# [DIRECTIONS]
How many lines in the listing below include the word "Guanajuato"? Answer with the number and nothing else.

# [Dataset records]
>> begin
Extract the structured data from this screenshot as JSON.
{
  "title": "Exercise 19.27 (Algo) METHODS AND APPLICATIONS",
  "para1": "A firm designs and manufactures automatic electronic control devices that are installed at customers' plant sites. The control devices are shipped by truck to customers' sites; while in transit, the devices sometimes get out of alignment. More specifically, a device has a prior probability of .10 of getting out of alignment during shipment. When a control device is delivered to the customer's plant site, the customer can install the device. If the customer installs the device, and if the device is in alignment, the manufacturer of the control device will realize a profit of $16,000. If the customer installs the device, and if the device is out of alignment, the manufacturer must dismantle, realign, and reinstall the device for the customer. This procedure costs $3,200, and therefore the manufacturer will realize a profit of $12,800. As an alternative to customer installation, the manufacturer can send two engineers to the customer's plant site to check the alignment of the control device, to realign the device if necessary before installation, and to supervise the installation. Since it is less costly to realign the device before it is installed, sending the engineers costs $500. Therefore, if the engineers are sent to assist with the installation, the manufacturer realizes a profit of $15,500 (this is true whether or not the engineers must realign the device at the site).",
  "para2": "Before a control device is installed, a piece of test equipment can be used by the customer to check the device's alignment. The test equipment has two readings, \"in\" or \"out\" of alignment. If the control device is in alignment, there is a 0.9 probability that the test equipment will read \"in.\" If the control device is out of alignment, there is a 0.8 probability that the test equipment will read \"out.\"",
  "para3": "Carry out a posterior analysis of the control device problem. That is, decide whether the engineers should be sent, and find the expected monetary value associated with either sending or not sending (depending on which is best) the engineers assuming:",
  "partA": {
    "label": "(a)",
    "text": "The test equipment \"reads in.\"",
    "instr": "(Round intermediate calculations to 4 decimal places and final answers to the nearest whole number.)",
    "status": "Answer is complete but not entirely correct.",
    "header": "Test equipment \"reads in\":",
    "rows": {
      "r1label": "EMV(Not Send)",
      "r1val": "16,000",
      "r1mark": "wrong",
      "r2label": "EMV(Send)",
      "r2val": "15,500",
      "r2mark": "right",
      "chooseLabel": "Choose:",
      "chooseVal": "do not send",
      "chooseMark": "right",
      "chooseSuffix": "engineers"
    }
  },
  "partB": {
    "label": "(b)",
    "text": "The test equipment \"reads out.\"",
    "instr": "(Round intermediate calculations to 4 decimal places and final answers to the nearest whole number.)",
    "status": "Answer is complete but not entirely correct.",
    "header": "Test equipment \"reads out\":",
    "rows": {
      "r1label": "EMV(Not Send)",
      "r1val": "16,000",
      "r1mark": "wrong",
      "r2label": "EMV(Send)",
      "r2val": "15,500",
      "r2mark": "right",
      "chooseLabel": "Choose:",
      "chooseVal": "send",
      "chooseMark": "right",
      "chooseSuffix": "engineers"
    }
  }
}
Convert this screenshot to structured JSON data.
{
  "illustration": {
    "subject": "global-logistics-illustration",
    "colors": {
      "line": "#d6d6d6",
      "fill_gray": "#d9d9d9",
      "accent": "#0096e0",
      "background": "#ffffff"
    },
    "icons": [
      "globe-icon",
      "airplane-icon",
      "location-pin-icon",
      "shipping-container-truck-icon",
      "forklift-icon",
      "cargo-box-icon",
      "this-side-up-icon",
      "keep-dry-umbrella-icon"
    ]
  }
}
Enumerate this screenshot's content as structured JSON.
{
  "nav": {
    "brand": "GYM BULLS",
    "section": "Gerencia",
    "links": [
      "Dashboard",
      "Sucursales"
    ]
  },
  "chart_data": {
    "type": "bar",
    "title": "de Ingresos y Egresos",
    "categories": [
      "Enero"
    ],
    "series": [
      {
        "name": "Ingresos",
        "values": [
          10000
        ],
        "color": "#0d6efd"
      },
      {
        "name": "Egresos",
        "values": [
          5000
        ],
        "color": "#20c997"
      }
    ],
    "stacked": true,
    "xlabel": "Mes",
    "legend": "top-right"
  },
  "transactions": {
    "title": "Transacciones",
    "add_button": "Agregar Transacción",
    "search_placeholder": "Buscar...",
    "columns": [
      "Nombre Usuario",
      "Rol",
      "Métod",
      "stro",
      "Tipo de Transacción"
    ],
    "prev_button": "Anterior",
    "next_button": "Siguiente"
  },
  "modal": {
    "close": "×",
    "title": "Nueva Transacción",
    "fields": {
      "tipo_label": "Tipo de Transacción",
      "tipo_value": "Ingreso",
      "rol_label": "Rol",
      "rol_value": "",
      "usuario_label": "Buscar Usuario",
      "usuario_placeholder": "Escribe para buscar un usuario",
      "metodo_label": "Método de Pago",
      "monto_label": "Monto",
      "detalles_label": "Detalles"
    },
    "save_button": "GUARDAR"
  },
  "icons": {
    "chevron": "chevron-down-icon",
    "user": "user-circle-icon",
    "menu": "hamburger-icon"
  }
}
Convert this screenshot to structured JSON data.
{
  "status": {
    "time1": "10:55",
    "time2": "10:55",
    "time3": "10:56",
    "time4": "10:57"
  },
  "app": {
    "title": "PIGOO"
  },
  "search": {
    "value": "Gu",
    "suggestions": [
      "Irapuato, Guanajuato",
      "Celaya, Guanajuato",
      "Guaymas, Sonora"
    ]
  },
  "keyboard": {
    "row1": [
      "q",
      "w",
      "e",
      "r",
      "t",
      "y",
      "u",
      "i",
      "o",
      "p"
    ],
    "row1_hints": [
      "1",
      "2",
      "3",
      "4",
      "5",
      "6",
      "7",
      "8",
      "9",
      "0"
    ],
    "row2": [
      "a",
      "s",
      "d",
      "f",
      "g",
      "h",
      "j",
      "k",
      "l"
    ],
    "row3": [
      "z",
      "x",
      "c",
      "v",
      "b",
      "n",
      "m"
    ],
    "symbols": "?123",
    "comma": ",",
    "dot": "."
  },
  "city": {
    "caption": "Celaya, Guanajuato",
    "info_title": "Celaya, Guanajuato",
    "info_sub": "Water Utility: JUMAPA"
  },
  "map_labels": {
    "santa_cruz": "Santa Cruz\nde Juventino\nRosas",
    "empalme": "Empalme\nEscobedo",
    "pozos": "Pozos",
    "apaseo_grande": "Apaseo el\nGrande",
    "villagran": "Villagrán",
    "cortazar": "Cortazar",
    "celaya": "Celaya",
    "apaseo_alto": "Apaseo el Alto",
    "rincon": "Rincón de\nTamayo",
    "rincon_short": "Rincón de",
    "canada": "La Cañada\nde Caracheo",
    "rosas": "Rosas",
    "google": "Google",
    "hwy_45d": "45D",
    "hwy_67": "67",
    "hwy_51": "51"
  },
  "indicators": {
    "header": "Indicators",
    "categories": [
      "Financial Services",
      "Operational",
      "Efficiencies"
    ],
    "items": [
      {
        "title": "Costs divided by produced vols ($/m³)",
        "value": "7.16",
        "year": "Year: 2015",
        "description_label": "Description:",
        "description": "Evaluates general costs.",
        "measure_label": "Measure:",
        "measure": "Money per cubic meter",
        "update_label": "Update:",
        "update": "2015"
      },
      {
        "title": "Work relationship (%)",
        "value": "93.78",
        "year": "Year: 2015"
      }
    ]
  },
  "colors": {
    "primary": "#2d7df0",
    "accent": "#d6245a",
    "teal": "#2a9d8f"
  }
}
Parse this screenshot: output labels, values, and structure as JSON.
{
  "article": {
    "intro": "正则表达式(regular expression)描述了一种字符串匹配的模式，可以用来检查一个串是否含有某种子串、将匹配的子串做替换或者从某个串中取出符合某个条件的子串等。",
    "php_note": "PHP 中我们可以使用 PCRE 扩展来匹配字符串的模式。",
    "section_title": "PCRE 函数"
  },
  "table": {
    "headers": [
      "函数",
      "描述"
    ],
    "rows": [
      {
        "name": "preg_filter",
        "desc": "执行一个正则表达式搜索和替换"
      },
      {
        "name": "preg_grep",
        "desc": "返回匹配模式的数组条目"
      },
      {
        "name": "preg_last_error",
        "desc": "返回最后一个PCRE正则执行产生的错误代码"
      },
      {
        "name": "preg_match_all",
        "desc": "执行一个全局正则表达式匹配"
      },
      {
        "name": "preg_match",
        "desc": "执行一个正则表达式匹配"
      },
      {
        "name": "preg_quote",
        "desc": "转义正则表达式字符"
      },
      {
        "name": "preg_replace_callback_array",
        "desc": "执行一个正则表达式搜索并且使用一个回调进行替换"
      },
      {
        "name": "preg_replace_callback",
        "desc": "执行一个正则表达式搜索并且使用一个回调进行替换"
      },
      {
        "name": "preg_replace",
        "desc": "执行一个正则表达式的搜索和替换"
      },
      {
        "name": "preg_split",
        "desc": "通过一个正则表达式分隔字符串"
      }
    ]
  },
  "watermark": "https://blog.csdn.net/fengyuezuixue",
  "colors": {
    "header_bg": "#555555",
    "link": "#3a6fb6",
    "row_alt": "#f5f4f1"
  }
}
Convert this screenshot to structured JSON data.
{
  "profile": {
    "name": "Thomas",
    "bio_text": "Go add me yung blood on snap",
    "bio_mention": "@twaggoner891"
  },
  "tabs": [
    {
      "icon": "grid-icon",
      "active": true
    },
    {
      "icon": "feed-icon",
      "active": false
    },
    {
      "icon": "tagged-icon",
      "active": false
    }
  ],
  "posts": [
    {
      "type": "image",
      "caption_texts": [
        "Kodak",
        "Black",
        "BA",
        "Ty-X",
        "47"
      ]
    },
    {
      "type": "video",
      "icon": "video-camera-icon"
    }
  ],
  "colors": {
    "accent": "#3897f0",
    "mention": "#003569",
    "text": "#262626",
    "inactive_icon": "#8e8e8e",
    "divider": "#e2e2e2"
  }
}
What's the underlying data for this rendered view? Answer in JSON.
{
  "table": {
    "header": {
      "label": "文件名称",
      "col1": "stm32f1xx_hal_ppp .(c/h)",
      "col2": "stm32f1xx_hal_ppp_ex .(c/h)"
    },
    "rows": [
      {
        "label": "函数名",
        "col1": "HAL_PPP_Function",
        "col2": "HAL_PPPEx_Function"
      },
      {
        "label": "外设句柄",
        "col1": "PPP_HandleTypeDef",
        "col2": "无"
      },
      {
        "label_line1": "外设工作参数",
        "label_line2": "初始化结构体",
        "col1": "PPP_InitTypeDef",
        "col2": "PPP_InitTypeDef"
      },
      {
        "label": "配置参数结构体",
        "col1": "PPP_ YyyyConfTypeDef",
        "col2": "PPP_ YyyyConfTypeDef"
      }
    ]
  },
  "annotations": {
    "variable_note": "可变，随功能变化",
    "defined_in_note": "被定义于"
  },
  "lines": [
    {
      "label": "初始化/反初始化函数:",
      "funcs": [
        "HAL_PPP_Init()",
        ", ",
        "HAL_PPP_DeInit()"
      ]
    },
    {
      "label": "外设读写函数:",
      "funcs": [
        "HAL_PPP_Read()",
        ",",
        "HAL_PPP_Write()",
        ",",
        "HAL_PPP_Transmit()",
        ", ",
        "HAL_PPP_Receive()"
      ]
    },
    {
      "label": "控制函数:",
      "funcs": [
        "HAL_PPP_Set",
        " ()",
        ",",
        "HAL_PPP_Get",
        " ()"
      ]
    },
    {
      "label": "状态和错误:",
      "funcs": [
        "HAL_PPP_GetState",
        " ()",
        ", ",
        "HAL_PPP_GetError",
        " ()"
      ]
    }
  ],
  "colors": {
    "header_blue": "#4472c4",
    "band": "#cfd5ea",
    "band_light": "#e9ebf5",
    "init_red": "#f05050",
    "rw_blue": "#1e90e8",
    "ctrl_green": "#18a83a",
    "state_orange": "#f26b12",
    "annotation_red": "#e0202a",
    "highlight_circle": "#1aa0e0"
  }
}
>> end
# [COMPLETE OUTPUT]
4